> RECORD SET
#####

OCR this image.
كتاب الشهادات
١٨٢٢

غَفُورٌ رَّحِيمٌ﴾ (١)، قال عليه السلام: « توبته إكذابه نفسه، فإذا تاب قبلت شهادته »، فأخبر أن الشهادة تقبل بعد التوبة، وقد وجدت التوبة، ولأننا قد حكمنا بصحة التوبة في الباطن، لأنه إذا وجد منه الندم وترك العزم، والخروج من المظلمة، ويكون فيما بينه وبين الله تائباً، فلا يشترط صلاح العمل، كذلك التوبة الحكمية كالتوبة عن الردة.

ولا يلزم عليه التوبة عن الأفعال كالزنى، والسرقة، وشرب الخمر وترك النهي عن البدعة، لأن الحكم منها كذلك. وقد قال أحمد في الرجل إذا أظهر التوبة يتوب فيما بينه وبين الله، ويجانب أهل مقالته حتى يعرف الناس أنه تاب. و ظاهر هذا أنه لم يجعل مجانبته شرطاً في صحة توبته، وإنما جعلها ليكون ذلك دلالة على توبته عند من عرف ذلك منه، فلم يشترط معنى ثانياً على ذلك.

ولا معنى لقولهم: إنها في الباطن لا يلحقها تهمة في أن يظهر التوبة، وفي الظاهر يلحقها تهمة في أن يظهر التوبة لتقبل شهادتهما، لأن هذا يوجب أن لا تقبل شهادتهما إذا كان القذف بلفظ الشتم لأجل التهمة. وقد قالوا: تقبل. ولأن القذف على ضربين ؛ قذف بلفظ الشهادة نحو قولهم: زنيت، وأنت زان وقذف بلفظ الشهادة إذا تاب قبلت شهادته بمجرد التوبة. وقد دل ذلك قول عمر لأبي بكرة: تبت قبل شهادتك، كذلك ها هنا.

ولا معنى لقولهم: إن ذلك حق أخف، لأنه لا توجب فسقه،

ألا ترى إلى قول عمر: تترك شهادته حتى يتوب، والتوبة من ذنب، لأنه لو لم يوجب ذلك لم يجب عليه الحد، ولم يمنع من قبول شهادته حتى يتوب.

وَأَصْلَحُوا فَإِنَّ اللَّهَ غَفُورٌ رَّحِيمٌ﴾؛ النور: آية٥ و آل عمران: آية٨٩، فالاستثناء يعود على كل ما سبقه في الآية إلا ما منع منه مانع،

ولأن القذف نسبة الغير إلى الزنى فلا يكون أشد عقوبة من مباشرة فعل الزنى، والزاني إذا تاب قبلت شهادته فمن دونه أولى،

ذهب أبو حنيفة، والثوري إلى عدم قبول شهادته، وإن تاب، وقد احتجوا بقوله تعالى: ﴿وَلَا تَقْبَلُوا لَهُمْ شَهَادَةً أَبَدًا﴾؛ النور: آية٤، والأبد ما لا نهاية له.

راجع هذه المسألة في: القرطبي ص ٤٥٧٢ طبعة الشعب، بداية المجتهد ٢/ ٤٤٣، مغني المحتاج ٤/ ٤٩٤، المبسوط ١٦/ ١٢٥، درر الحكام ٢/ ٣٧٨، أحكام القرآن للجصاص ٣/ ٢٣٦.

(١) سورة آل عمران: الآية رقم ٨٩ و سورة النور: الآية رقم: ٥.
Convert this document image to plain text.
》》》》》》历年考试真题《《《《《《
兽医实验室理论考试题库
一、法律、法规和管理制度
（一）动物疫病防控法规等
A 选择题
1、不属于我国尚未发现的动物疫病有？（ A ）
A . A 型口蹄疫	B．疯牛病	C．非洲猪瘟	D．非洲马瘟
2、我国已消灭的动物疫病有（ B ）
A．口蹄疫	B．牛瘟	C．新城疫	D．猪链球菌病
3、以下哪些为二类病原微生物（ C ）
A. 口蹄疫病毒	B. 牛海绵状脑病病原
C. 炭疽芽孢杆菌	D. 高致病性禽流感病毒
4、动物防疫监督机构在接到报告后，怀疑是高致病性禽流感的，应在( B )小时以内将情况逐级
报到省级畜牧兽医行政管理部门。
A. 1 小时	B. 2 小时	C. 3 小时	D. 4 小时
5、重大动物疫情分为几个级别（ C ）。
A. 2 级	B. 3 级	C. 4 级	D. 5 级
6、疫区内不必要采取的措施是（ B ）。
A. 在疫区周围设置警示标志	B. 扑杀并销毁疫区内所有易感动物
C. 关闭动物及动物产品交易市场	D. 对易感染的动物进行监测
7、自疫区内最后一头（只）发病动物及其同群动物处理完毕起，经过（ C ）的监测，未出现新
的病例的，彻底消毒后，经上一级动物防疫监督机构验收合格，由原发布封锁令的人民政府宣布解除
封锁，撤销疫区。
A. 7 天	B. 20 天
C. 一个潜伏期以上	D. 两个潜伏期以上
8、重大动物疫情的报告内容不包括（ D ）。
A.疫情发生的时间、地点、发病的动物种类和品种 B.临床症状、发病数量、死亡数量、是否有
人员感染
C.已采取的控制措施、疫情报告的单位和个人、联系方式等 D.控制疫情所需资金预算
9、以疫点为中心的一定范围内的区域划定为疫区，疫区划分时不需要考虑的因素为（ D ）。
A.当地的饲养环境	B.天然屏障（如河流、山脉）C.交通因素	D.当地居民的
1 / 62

#####

> WHAT TO WORK ON
Retype all of the entries precisely as they are.

> RIGHT ANSWER
OCR this image.
كتاب الشهادات
١٨٢٢

غَفُورٌ رَّحِيمٌ﴾ (١)، قال عليه السلام: « توبته إكذابه نفسه، فإذا تاب قبلت شهادته »، فأخبر أن الشهادة تقبل بعد التوبة، وقد وجدت التوبة، ولأننا قد حكمنا بصحة التوبة في الباطن، لأنه إذا وجد منه الندم وترك العزم، والخروج من المظلمة، ويكون فيما بينه وبين الله تائباً، فلا يشترط صلاح العمل، كذلك التوبة الحكمية كالتوبة عن الردة.

ولا يلزم عليه التوبة عن الأفعال كالزنى، والسرقة، وشرب الخمر وترك النهي عن البدعة، لأن الحكم منها كذلك. وقد قال أحمد في الرجل إذا أظهر التوبة يتوب فيما بينه وبين الله، ويجانب أهل مقالته حتى يعرف الناس أنه تاب. و ظاهر هذا أنه لم يجعل مجانبته شرطاً في صحة توبته، وإنما جعلها ليكون ذلك دلالة على توبته عند من عرف ذلك منه، فلم يشترط معنى ثانياً على ذلك.

ولا معنى لقولهم: إنها في الباطن لا يلحقها تهمة في أن يظهر التوبة، وفي الظاهر يلحقها تهمة في أن يظهر التوبة لتقبل شهادتهما، لأن هذا يوجب أن لا تقبل شهادتهما إذا كان القذف بلفظ الشتم لأجل التهمة. وقد قالوا: تقبل. ولأن القذف على ضربين ؛ قذف بلفظ الشهادة نحو قولهم: زنيت، وأنت زان وقذف بلفظ الشهادة إذا تاب قبلت شهادته بمجرد التوبة. وقد دل ذلك قول عمر لأبي بكرة: تبت قبل شهادتك، كذلك ها هنا.

ولا معنى لقولهم: إن ذلك حق أخف، لأنه لا توجب فسقه،

ألا ترى إلى قول عمر: تترك شهادته حتى يتوب، والتوبة من ذنب، لأنه لو لم يوجب ذلك لم يجب عليه الحد، ولم يمنع من قبول شهادته حتى يتوب.

وَأَصْلَحُوا فَإِنَّ اللَّهَ غَفُورٌ رَّحِيمٌ﴾؛ النور: آية٥ و آل عمران: آية٨٩، فالاستثناء يعود على كل ما سبقه في الآية إلا ما منع منه مانع،

ولأن القذف نسبة الغير إلى الزنى فلا يكون أشد عقوبة من مباشرة فعل الزنى، والزاني إذا تاب قبلت شهادته فمن دونه أولى،

ذهب أبو حنيفة، والثوري إلى عدم قبول شهادته، وإن تاب، وقد احتجوا بقوله تعالى: ﴿وَلَا تَقْبَلُوا لَهُمْ شَهَادَةً أَبَدًا﴾؛ النور: آية٤، والأبد ما لا نهاية له.

راجع هذه المسألة في: القرطبي ص ٤٥٧٢ طبعة الشعب، بداية المجتهد ٢/ ٤٤٣، مغني المحتاج ٤/ ٤٩٤، المبسوط ١٦/ ١٢٥، درر الحكام ٢/ ٣٧٨، أحكام القرآن للجصاص ٣/ ٢٣٦.

(١) سورة آل عمران: الآية رقم ٨٩ و سورة النور: الآية رقم: ٥.
Convert this document image to plain text.
》》》》》》历年考试真题《《《《《《
兽医实验室理论考试题库
一、法律、法规和管理制度
（一）动物疫病防控法规等
A 选择题
1、不属于我国尚未发现的动物疫病有？（ A ）
A . A 型口蹄疫	B．疯牛病	C．非洲猪瘟	D．非洲马瘟
2、我国已消灭的动物疫病有（ B ）
A．口蹄疫	B．牛瘟	C．新城疫	D．猪链球菌病
3、以下哪些为二类病原微生物（ C ）
A. 口蹄疫病毒	B. 牛海绵状脑病病原
C. 炭疽芽孢杆菌	D. 高致病性禽流感病毒
4、动物防疫监督机构在接到报告后，怀疑是高致病性禽流感的，应在( B )小时以内将情况逐级
报到省级畜牧兽医行政管理部门。
A. 1 小时	B. 2 小时	C. 3 小时	D. 4 小时
5、重大动物疫情分为几个级别（ C ）。
A. 2 级	B. 3 级	C. 4 级	D. 5 级
6、疫区内不必要采取的措施是（ B ）。
A. 在疫区周围设置警示标志	B. 扑杀并销毁疫区内所有易感动物
C. 关闭动物及动物产品交易市场	D. 对易感染的动物进行监测
7、自疫区内最后一头（只）发病动物及其同群动物处理完毕起，经过（ C ）的监测，未出现新
的病例的，彻底消毒后，经上一级动物防疫监督机构验收合格，由原发布封锁令的人民政府宣布解除
封锁，撤销疫区。
A. 7 天	B. 20 天
C. 一个潜伏期以上	D. 两个潜伏期以上
8、重大动物疫情的报告内容不包括（ D ）。
A.疫情发生的时间、地点、发病的动物种类和品种 B.临床症状、发病数量、死亡数量、是否有
人员感染
C.已采取的控制措施、疫情报告的单位和个人、联系方式等 D.控制疫情所需资金预算
9、以疫点为中心的一定范围内的区域划定为疫区，疫区划分时不需要考虑的因素为（ D ）。
A.当地的饲养环境	B.天然屏障（如河流、山脉）C.交通因素	D.当地居民的
1 / 62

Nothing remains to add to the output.